Written exercise:
Omit the pictures, then reproduce every remaining record exactly.
■ ■ ■ ■ ■ ■ ■
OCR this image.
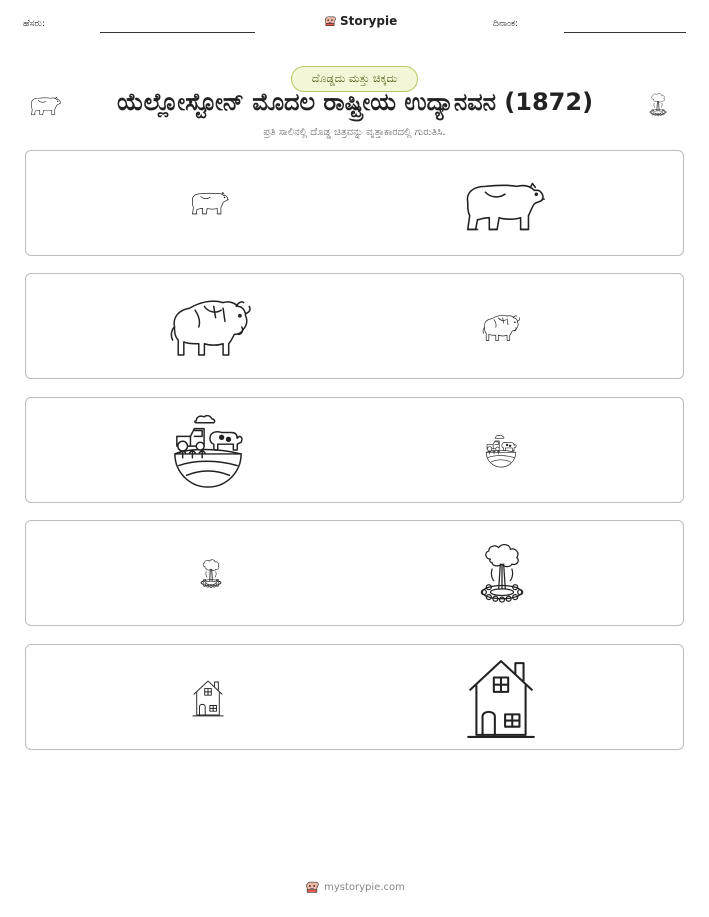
ಹೆಸರು:	Storypie	ದಿನಾಂಕ:
ದೊಡ್ಡದು ಮತ್ತು ಚಿಕ್ಕದು
ಯೆಲ್ಲೋಸ್ಟೋನ್ ಮೊದಲ ರಾಷ್ಟ್ರೀಯ ಉದ್ಯಾನವನ (1872)
ಪ್ರತಿ ಸಾಲಿನಲ್ಲಿ ದೊಡ್ಡ ಚಿತ್ರವನ್ನು ವೃತ್ತಾಕಾರದಲ್ಲಿ ಗುರುತಿಸಿ.
mystorypie.com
■ ■ ■ ■ ■ ■ ■
Full answer:
OCR this image.
ಹೆಸರು:	Storypie	ದಿನಾಂಕ:
ದೊಡ್ಡದು ಮತ್ತು ಚಿಕ್ಕದು
ಯೆಲ್ಲೋಸ್ಟೋನ್ ಮೊದಲ ರಾಷ್ಟ್ರೀಯ ಉದ್ಯಾನವನ (1872)
ಪ್ರತಿ ಸಾಲಿನಲ್ಲಿ ದೊಡ್ಡ ಚಿತ್ರವನ್ನು ವೃತ್ತಾಕಾರದಲ್ಲಿ ಗುರುತಿಸಿ.
mystorypie.com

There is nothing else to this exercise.